# [YOUR OBJECTIVE]
Keep the pictures out of the copy and print all the entries below exactly.

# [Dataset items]

__________________________________________________

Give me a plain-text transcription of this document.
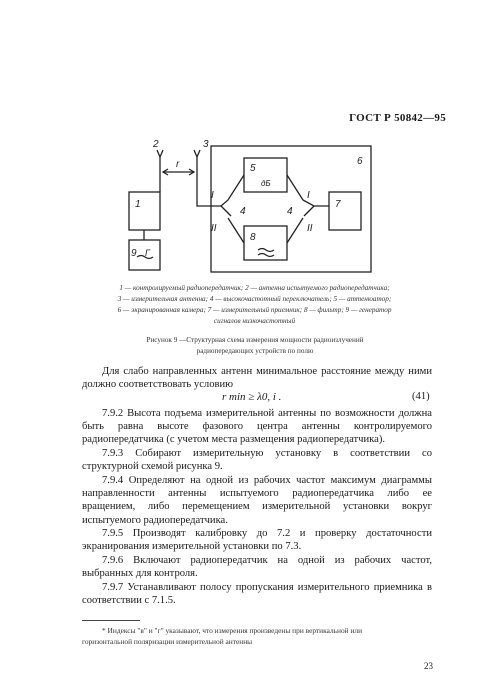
ГОСТ Р 50842—95
2	3
r	6
1
5
дБ
7
8
9 Г
I
II
4
I
II
4
1 — контролируемый радиопередатчик; 2 — антенна испытуемого радиопередатчика;
3 — измерительная антенна; 4 — высокочастотный переключатель; 5 — аттенюатор;
6 — экранированная камера; 7 — измерительный приемник; 8 — фильтр; 9 — генератор
сигналов низкочастотный
Рисунок 9 —Структурная схема измерения мощности радиоизлучений
радиопередающих устройств по полю
Для слабо направленных антенн минимальное расстояние между ними должно соответствовать условию
r min ≥ λ0, i .	(41)
7.9.2 Высота подъема измерительной антенны по возможности должна быть равна высоте фазового центра антенны контролируемого радиопередатчика (с учетом места размещения радиопередатчика).
7.9.3 Собирают измерительную установку в соответствии со структурной схемой рисунка 9.
7.9.4 Определяют на одной из рабочих частот максимум диаграммы направленности антенны испытуемого радиопередатчика либо ее вращением, либо перемещением измерительной установки вокруг испытуемого радиопередатчика.
7.9.5 Производят калибровку до 7.2 и проверку достаточности экранирования измерительной установки по 7.3.
7.9.6 Включают радиопередатчик на одной из рабочих частот, выбранных для контроля.
7.9.7 Устанавливают полосу пропускания измерительного приемника в соответствии с 7.1.5.
* Индексы "в" и "г" указывают, что измерения произведены при вертикальной или
горизонтальной поляризации измерительной антенны
23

__________________________________________________

# [CORRECT OUTPUT]
Give me a plain-text transcription of this document.
ГОСТ Р 50842—95
2	3
r	6
1
5
дБ
7
8
9 Г
I
II
4
I
II
4
1 — контролируемый радиопередатчик; 2 — антенна испытуемого радиопередатчика;
3 — измерительная антенна; 4 — высокочастотный переключатель; 5 — аттенюатор;
6 — экранированная камера; 7 — измерительный приемник; 8 — фильтр; 9 — генератор
сигналов низкочастотный
Рисунок 9 —Структурная схема измерения мощности радиоизлучений
радиопередающих устройств по полю
Для слабо направленных антенн минимальное расстояние между ними должно соответствовать условию
r min ≥ λ0, i .	(41)
7.9.2 Высота подъема измерительной антенны по возможности должна быть равна высоте фазового центра антенны контролируемого радиопередатчика (с учетом места размещения радиопередатчика).
7.9.3 Собирают измерительную установку в соответствии со структурной схемой рисунка 9.
7.9.4 Определяют на одной из рабочих частот максимум диаграммы направленности антенны испытуемого радиопередатчика либо ее вращением, либо перемещением измерительной установки вокруг испытуемого радиопередатчика.
7.9.5 Производят калибровку до 7.2 и проверку достаточности экранирования измерительной установки по 7.3.
7.9.6 Включают радиопередатчик на одной из рабочих частот, выбранных для контроля.
7.9.7 Устанавливают полосу пропускания измерительного приемника в соответствии с 7.1.5.
* Индексы "в" и "г" указывают, что измерения произведены при вертикальной или
горизонтальной поляризации измерительной антенны
23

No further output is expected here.